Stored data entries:
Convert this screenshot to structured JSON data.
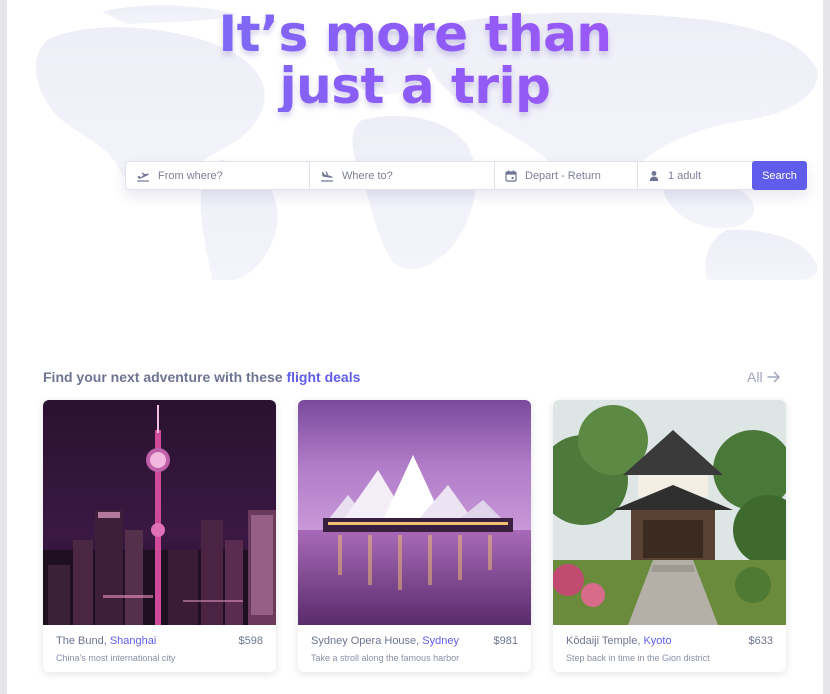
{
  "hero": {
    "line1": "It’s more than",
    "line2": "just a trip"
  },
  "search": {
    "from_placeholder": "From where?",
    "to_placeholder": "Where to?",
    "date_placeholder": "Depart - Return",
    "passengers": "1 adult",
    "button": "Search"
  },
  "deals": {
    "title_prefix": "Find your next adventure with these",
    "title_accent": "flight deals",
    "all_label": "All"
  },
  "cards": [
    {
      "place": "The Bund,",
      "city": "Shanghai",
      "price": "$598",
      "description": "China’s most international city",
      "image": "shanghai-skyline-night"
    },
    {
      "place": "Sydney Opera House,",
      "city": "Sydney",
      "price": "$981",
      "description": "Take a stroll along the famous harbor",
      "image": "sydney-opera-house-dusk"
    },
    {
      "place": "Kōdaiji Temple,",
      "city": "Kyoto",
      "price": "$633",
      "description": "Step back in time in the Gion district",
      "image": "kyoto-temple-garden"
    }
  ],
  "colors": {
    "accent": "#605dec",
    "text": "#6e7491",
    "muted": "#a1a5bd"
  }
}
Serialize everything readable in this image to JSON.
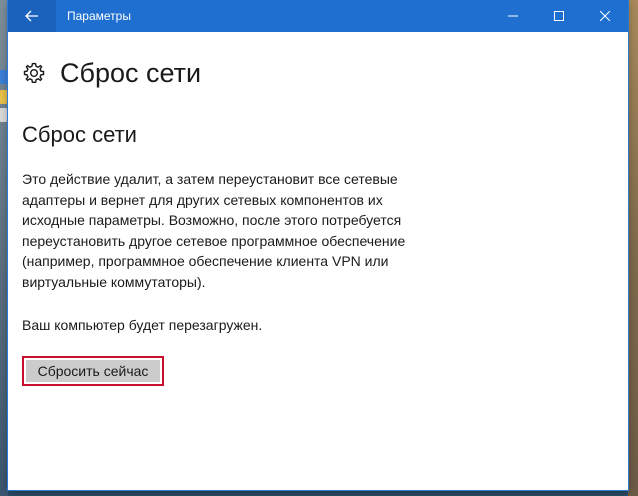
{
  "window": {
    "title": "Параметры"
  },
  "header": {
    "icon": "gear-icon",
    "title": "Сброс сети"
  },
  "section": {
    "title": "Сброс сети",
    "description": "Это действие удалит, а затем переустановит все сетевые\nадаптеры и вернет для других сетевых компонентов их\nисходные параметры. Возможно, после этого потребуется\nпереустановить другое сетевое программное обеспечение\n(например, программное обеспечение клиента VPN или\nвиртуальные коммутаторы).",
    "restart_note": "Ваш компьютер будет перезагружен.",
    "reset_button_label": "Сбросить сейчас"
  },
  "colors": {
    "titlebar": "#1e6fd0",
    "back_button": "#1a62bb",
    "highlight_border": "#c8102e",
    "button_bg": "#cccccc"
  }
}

...

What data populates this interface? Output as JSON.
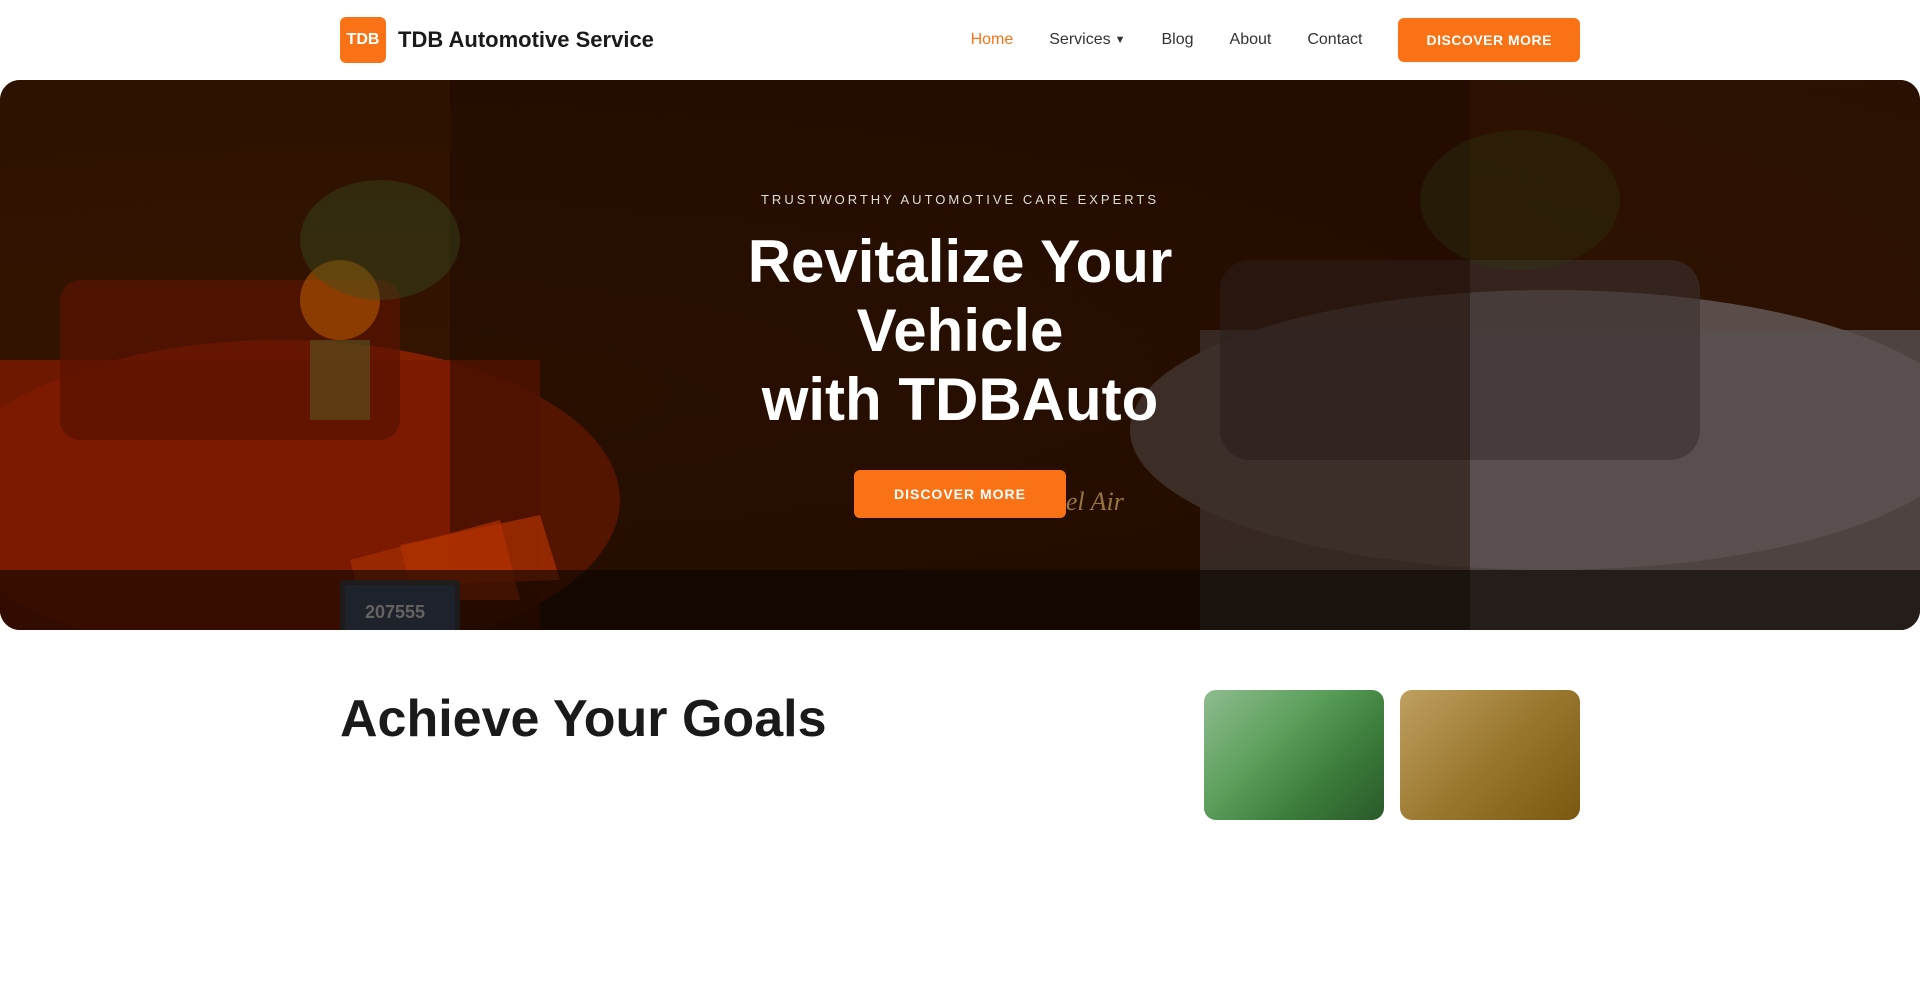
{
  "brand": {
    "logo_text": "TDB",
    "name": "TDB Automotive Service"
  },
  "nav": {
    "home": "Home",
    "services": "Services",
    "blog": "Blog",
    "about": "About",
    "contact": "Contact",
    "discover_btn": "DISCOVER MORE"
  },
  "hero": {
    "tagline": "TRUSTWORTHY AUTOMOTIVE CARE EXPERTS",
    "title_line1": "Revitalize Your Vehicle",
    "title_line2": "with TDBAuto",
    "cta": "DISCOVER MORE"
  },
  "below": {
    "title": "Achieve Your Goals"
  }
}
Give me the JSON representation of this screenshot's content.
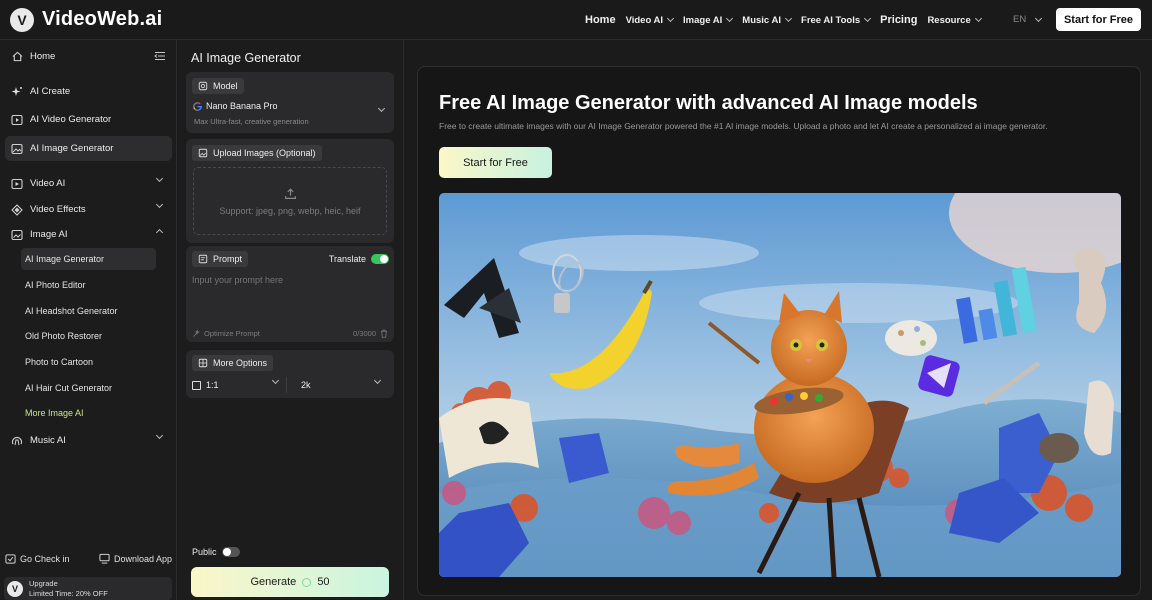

==

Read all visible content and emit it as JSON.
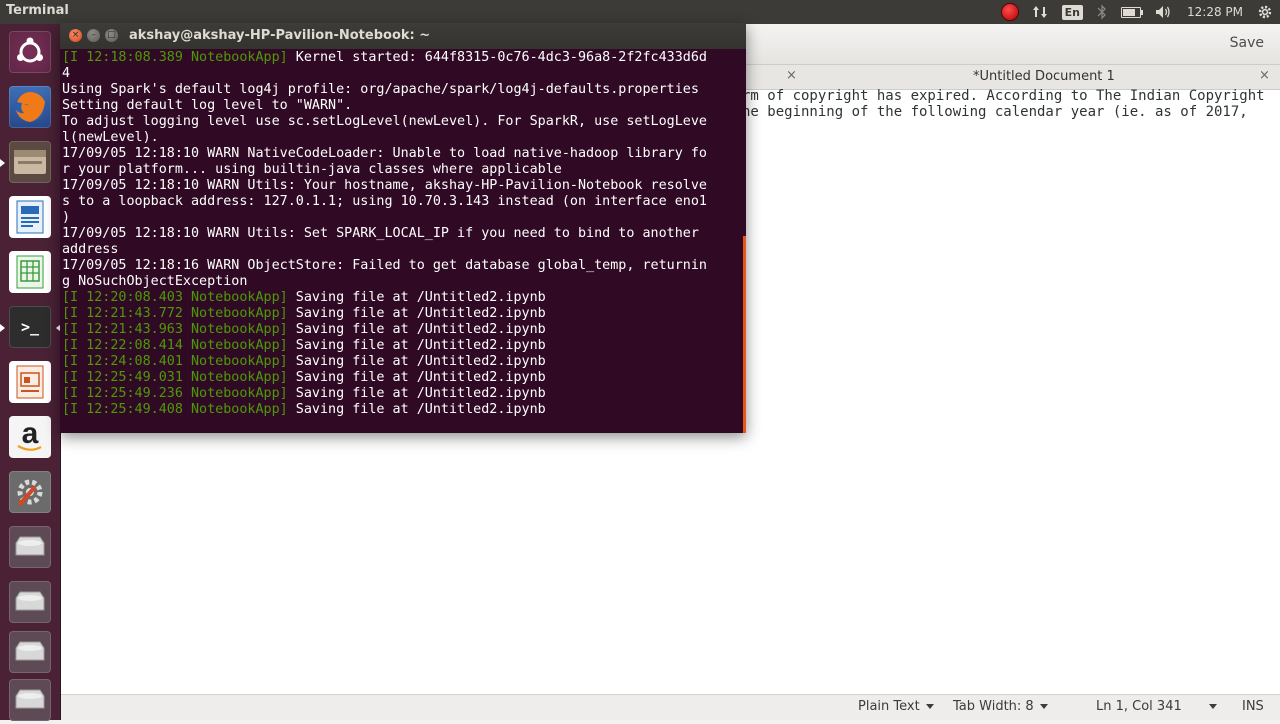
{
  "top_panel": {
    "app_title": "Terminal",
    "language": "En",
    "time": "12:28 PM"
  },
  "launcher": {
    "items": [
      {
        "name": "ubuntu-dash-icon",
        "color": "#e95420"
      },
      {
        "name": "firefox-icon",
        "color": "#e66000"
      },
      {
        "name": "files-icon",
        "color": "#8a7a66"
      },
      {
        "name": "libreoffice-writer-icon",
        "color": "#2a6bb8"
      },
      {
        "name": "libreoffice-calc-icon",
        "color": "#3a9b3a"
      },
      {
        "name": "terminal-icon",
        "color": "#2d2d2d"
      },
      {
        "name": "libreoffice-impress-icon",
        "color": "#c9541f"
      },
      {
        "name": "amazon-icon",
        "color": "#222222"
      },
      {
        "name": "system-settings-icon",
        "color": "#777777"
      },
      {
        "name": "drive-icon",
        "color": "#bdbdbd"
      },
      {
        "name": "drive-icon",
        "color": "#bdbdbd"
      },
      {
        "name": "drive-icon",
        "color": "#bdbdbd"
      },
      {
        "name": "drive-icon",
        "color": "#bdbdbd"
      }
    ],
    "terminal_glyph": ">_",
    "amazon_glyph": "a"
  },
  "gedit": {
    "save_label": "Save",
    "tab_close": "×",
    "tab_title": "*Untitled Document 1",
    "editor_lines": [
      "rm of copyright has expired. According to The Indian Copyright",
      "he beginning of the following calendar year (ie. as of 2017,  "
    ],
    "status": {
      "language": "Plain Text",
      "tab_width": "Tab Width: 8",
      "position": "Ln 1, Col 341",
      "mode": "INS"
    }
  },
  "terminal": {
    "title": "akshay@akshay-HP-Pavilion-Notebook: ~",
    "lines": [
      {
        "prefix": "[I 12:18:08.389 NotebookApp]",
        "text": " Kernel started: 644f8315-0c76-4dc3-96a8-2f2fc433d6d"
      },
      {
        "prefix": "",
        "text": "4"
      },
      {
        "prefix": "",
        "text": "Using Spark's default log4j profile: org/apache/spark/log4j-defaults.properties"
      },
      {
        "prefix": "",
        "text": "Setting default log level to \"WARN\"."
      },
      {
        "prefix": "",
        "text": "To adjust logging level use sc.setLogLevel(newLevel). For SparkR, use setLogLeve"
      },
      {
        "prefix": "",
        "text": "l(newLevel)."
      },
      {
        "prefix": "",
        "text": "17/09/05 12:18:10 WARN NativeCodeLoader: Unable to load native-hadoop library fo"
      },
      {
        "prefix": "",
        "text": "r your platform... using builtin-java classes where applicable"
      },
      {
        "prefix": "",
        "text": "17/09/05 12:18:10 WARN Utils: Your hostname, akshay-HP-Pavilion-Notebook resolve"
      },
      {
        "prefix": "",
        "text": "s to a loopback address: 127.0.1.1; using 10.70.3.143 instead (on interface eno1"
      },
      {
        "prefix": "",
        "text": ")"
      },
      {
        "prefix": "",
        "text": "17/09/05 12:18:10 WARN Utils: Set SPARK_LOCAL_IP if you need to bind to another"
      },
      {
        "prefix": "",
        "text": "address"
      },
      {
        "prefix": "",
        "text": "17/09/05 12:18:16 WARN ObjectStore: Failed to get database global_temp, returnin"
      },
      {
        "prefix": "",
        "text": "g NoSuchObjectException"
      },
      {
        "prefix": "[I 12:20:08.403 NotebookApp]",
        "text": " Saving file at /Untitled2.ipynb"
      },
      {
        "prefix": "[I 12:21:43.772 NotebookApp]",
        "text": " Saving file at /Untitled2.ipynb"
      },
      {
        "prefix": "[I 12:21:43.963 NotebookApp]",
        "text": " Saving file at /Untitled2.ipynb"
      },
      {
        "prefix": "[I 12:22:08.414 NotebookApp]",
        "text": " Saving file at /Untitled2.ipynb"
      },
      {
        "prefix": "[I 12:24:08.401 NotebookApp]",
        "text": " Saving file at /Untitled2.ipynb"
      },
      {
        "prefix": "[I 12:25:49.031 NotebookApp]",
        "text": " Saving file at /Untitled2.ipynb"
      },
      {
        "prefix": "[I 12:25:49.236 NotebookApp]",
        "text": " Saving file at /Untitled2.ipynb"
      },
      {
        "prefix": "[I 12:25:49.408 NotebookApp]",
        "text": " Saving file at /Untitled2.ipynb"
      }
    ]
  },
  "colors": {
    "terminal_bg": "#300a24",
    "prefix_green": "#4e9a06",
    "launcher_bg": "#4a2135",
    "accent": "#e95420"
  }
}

* **Task requirements**: Transcribe, leaving out pictures, each line from the one containing "What data populates" through the one containing "Give me the".

* **Complete answer**:
What data populates this interface? Output as JSON.
{
  "brand": {
    "logo_text": "TDB",
    "name": "TDB Automotive Service"
  },
  "nav": {
    "home": "Home",
    "services": "Services",
    "blog": "Blog",
    "about": "About",
    "contact": "Contact",
    "discover_btn": "DISCOVER MORE"
  },
  "hero": {
    "tagline": "TRUSTWORTHY AUTOMOTIVE CARE EXPERTS",
    "title_line1": "Revitalize Your Vehicle",
    "title_line2": "with TDBAuto",
    "cta": "DISCOVER MORE"
  },
  "below": {
    "title": "Achieve Your Goals"
  }
}
Give me the JSON representation of this screenshot's content.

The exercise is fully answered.